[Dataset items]
┄┄┄┄┄┄

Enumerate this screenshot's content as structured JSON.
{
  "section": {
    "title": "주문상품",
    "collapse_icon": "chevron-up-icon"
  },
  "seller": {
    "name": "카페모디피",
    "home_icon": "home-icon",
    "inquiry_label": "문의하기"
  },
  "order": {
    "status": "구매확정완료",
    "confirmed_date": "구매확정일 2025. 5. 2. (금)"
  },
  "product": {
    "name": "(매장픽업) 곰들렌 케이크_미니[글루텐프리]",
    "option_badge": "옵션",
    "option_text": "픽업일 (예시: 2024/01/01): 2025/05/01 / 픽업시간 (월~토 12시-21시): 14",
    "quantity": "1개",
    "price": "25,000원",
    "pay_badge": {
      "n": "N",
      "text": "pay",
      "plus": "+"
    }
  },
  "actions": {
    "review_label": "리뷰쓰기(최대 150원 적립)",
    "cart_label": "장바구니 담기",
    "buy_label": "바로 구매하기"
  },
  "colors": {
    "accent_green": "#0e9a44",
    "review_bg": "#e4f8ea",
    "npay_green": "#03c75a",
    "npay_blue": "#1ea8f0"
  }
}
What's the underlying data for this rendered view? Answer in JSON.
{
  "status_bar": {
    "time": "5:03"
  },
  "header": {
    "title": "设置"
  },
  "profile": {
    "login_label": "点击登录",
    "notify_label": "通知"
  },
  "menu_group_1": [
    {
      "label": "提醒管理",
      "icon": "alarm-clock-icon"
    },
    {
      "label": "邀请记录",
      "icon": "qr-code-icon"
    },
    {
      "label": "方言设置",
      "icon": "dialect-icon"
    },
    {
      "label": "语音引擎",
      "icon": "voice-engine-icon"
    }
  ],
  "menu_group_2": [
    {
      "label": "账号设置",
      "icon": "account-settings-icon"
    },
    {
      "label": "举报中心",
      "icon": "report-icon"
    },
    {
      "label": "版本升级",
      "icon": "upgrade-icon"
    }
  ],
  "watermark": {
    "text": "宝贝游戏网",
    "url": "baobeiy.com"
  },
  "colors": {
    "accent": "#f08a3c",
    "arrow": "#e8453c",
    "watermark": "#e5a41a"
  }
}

┄┄┄┄┄┄

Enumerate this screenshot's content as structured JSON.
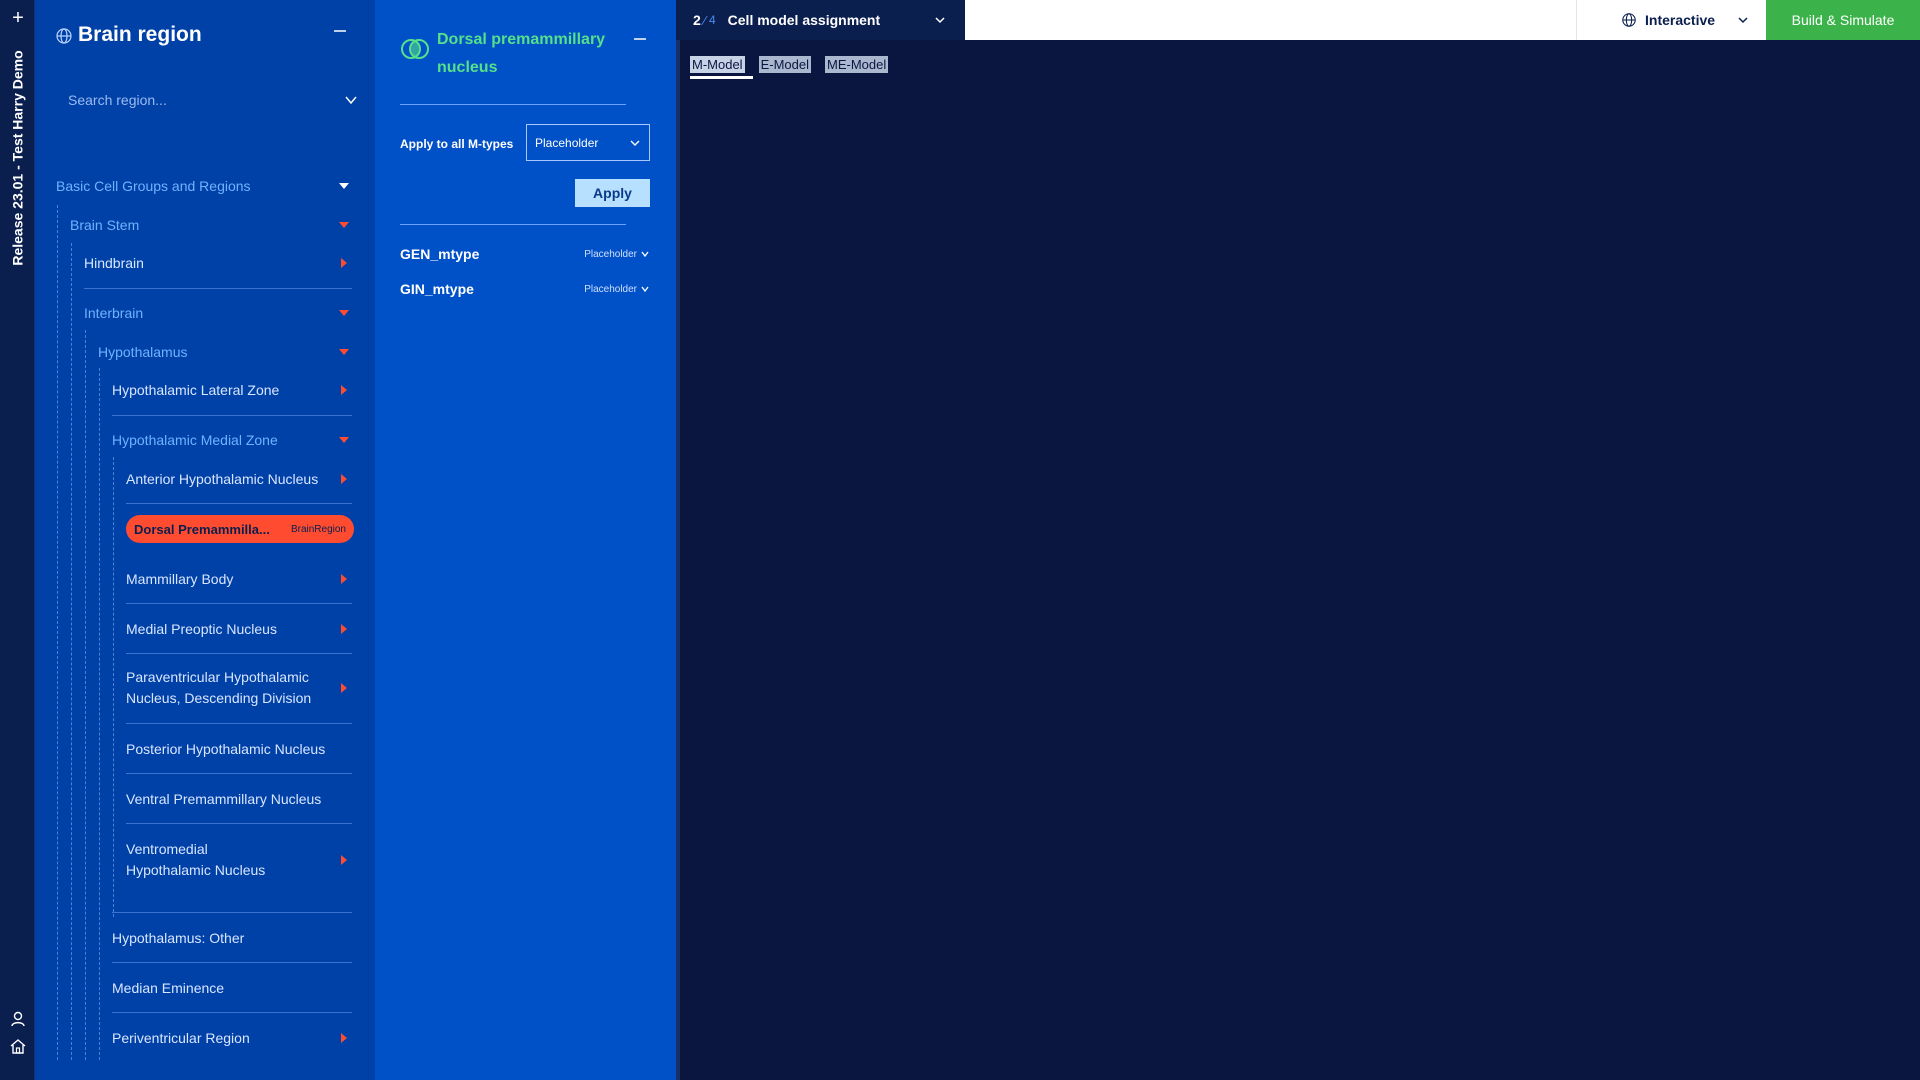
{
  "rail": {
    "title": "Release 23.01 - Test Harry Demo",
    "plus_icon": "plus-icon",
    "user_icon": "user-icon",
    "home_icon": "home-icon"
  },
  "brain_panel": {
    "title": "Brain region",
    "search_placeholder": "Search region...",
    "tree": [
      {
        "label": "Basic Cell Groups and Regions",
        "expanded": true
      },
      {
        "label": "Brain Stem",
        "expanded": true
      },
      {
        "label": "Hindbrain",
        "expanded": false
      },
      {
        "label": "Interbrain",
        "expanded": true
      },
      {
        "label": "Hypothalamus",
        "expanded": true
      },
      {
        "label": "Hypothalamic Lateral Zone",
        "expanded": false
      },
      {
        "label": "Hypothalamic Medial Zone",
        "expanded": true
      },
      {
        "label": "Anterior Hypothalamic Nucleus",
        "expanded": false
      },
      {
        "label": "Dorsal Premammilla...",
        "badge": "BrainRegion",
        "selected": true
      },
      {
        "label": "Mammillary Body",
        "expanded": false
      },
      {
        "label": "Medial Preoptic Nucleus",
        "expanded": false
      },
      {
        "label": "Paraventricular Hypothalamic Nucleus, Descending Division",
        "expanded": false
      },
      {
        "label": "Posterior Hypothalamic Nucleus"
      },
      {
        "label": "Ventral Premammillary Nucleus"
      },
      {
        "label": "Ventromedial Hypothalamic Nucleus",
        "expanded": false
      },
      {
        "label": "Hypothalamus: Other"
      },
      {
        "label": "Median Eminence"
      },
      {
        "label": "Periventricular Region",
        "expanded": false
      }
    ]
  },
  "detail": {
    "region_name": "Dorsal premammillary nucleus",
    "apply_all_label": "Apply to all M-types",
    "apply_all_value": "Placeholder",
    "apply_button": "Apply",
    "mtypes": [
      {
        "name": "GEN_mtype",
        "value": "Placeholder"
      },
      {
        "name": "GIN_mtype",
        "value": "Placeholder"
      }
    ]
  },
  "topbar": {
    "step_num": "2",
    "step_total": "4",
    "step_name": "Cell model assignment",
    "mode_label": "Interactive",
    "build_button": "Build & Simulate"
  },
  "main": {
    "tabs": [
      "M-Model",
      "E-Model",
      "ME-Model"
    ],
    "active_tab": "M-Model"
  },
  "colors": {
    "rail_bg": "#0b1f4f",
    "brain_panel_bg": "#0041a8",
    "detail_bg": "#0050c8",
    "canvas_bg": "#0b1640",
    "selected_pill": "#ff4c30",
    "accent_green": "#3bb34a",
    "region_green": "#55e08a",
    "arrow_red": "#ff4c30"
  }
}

┄┄┄┄┄┄

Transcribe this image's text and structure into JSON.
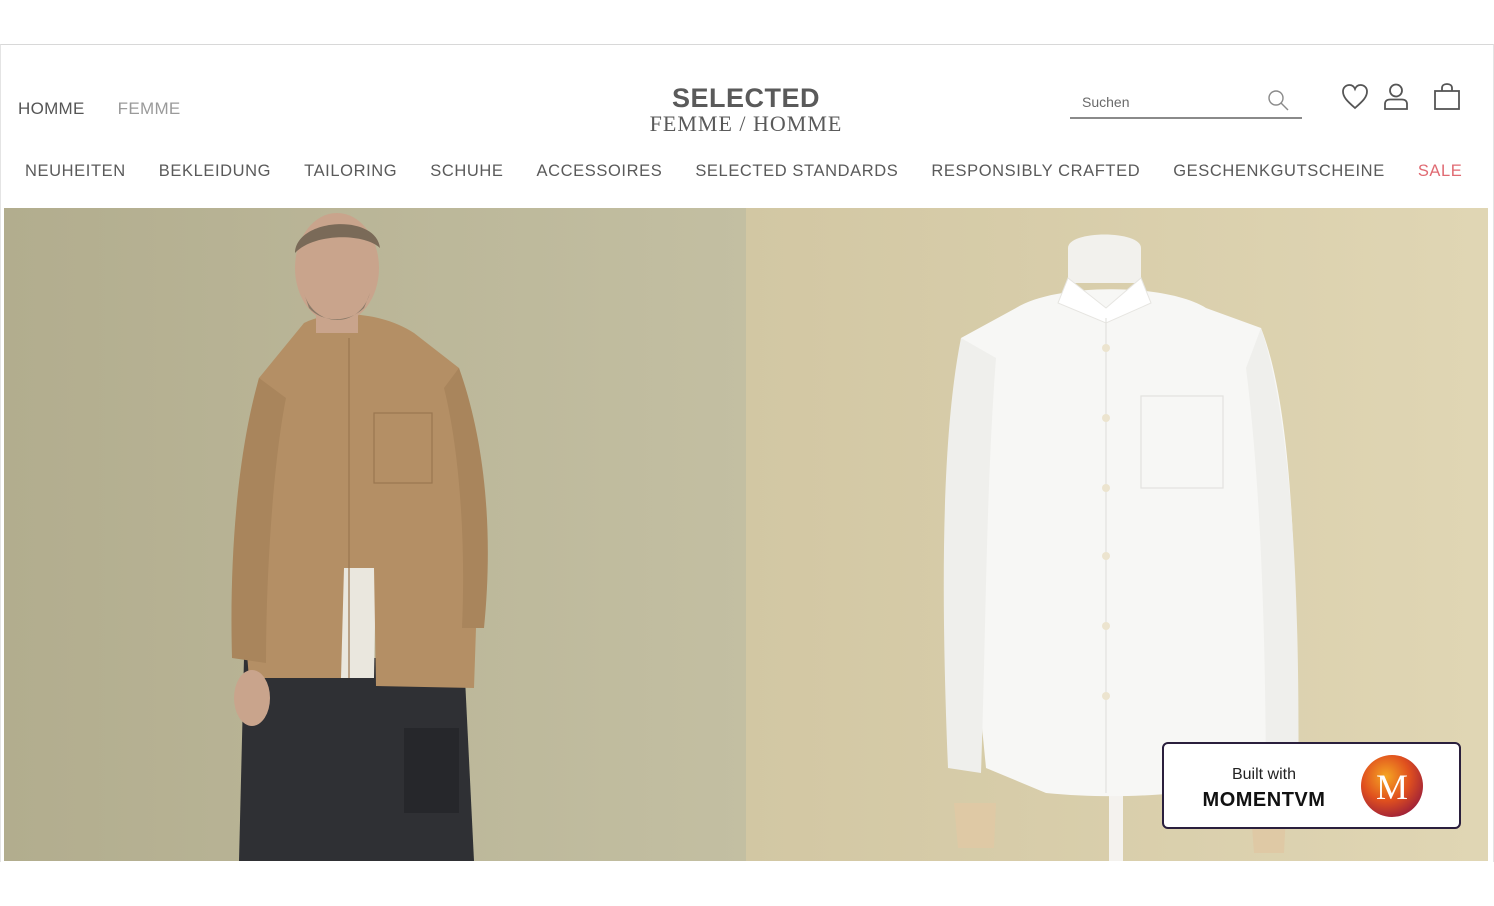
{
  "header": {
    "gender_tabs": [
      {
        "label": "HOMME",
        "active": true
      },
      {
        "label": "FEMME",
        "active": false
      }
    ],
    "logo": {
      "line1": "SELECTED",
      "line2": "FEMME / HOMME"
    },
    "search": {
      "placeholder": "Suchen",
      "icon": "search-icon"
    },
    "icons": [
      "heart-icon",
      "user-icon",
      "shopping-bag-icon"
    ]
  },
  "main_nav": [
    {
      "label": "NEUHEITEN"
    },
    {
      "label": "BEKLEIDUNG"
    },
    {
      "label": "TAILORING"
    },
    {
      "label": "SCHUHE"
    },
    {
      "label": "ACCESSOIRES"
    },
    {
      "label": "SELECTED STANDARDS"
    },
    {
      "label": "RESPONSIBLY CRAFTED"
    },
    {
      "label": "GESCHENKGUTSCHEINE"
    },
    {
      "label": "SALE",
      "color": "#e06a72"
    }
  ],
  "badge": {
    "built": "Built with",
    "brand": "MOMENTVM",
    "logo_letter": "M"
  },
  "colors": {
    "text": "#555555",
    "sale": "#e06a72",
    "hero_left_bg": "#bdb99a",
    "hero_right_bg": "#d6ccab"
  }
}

┄┄┄┄┄┄

• [Requirements]: From the listing above, copy every line that holds the string "Hypothalamic".

• [Expected answer]:
        "label": "Hypothalamic Lateral Zone",
        "label": "Hypothalamic Medial Zone",
        "label": "Anterior Hypothalamic Nucleus",
        "label": "Paraventricular Hypothalamic Nucleus, Descending Division",
        "label": "Posterior Hypothalamic Nucleus"
        "label": "Ventromedial Hypothalamic Nucleus",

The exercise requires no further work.